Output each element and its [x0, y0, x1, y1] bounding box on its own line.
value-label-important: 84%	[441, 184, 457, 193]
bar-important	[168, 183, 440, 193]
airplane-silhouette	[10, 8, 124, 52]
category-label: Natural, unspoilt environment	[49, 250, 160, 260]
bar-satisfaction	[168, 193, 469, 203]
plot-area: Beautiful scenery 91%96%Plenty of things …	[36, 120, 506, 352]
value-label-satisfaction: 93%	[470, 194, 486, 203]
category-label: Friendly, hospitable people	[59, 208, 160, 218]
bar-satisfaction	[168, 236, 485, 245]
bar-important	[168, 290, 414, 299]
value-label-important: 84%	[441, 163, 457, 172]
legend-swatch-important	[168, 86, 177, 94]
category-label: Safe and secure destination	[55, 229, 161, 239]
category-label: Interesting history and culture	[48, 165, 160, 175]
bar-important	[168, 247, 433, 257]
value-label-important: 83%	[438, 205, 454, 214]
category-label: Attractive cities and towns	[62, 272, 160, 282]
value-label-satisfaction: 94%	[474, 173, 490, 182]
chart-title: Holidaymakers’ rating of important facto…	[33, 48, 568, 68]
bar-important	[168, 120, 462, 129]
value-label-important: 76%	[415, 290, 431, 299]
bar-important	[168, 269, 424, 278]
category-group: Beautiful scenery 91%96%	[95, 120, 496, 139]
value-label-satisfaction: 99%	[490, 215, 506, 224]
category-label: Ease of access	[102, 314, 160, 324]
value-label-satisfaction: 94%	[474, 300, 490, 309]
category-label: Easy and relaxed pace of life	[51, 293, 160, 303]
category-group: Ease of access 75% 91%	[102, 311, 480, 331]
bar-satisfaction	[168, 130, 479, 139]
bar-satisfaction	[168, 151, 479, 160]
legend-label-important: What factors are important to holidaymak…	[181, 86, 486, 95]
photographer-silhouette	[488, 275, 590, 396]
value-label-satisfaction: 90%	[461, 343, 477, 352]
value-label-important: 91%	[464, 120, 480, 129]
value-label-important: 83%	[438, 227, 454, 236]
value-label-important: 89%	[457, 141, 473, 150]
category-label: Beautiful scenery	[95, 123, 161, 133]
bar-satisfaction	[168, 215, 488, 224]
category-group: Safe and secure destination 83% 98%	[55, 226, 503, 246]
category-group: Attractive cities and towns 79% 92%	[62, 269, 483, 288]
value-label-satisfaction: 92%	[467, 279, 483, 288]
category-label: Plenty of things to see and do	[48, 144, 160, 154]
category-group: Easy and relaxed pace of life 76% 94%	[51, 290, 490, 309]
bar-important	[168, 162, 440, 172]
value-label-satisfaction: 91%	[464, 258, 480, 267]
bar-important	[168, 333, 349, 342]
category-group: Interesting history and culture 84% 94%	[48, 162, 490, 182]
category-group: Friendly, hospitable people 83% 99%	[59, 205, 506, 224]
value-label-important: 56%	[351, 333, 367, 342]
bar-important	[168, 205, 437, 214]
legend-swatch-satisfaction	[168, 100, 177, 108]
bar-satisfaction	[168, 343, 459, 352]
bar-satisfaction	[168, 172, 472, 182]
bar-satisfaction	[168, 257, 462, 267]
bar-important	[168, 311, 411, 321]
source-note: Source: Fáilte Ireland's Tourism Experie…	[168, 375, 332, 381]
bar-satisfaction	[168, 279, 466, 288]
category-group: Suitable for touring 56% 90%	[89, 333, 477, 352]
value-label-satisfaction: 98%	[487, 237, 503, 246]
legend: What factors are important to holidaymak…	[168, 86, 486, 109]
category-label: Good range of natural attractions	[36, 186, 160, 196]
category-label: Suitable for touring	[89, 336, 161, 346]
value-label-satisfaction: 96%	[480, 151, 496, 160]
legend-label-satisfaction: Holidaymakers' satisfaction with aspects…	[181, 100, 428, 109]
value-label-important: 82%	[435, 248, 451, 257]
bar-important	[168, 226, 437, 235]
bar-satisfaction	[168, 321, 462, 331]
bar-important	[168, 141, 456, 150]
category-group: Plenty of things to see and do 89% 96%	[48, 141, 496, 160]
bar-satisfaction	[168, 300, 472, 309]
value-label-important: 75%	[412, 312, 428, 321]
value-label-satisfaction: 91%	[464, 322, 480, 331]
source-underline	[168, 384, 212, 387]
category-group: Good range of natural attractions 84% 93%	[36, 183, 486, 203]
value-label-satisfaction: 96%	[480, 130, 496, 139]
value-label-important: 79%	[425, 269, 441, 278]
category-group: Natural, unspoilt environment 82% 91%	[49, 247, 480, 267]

Short problem: Retype every row above, keeping each character, space, and line break unchanged.

Solution to the problem:
Output each element and its [x0, y0, x1, y1] bounding box on its own line.
value-label-important: 84%	[441, 184, 457, 193]
bar-important	[168, 183, 440, 193]
airplane-silhouette	[10, 8, 124, 52]
category-label: Natural, unspoilt environment	[49, 250, 160, 260]
bar-satisfaction	[168, 193, 469, 203]
plot-area: Beautiful scenery 91%96%Plenty of things …	[36, 120, 506, 352]
value-label-satisfaction: 93%	[470, 194, 486, 203]
category-label: Friendly, hospitable people	[59, 208, 160, 218]
bar-satisfaction	[168, 236, 485, 245]
bar-important	[168, 290, 414, 299]
value-label-important: 84%	[441, 163, 457, 172]
legend-swatch-important	[168, 86, 177, 94]
category-label: Safe and secure destination	[55, 229, 161, 239]
category-label: Interesting history and culture	[48, 165, 160, 175]
bar-important	[168, 247, 433, 257]
value-label-important: 83%	[438, 205, 454, 214]
category-label: Attractive cities and towns	[62, 272, 160, 282]
value-label-satisfaction: 94%	[474, 173, 490, 182]
chart-title: Holidaymakers’ rating of important facto…	[33, 48, 568, 68]
bar-important	[168, 120, 462, 129]
value-label-important: 76%	[415, 290, 431, 299]
bar-important	[168, 269, 424, 278]
category-group: Beautiful scenery 91%96%	[95, 120, 496, 139]
value-label-satisfaction: 99%	[490, 215, 506, 224]
category-label: Ease of access	[102, 314, 160, 324]
value-label-satisfaction: 94%	[474, 300, 490, 309]
category-label: Easy and relaxed pace of life	[51, 293, 160, 303]
category-group: Ease of access 75% 91%	[102, 311, 480, 331]
bar-satisfaction	[168, 130, 479, 139]
bar-satisfaction	[168, 151, 479, 160]
legend-label-important: What factors are important to holidaymak…	[181, 86, 486, 95]
photographer-silhouette	[488, 275, 590, 396]
value-label-satisfaction: 90%	[461, 343, 477, 352]
value-label-important: 91%	[464, 120, 480, 129]
value-label-important: 83%	[438, 227, 454, 236]
value-label-important: 89%	[457, 141, 473, 150]
category-label: Beautiful scenery	[95, 123, 161, 133]
bar-satisfaction	[168, 215, 488, 224]
category-group: Safe and secure destination 83% 98%	[55, 226, 503, 246]
category-group: Attractive cities and towns 79% 92%	[62, 269, 483, 288]
value-label-satisfaction: 92%	[467, 279, 483, 288]
category-label: Plenty of things to see and do	[48, 144, 160, 154]
category-group: Easy and relaxed pace of life 76% 94%	[51, 290, 490, 309]
bar-important	[168, 162, 440, 172]
value-label-satisfaction: 91%	[464, 258, 480, 267]
bar-important	[168, 333, 349, 342]
category-group: Interesting history and culture 84% 94%	[48, 162, 490, 182]
category-group: Friendly, hospitable people 83% 99%	[59, 205, 506, 224]
value-label-important: 56%	[351, 333, 367, 342]
bar-important	[168, 205, 437, 214]
legend-swatch-satisfaction	[168, 100, 177, 108]
bar-satisfaction	[168, 343, 459, 352]
bar-satisfaction	[168, 172, 472, 182]
bar-satisfaction	[168, 257, 462, 267]
bar-important	[168, 311, 411, 321]
source-note: Source: Fáilte Ireland's Tourism Experie…	[168, 375, 332, 381]
bar-satisfaction	[168, 279, 466, 288]
category-group: Suitable for touring 56% 90%	[89, 333, 477, 352]
value-label-satisfaction: 98%	[487, 237, 503, 246]
legend: What factors are important to holidaymak…	[168, 86, 486, 109]
category-label: Good range of natural attractions	[36, 186, 160, 196]
category-label: Suitable for touring	[89, 336, 161, 346]
value-label-satisfaction: 96%	[480, 151, 496, 160]
legend-label-satisfaction: Holidaymakers' satisfaction with aspects…	[181, 100, 428, 109]
value-label-important: 82%	[435, 248, 451, 257]
bar-important	[168, 226, 437, 235]
bar-satisfaction	[168, 321, 462, 331]
bar-important	[168, 141, 456, 150]
category-group: Plenty of things to see and do 89% 96%	[48, 141, 496, 160]
bar-satisfaction	[168, 300, 472, 309]
value-label-important: 75%	[412, 312, 428, 321]
value-label-satisfaction: 91%	[464, 322, 480, 331]
source-underline	[168, 384, 212, 387]
category-group: Good range of natural attractions 84% 93%	[36, 183, 486, 203]
value-label-satisfaction: 96%	[480, 130, 496, 139]
value-label-important: 79%	[425, 269, 441, 278]
category-group: Natural, unspoilt environment 82% 91%	[49, 247, 480, 267]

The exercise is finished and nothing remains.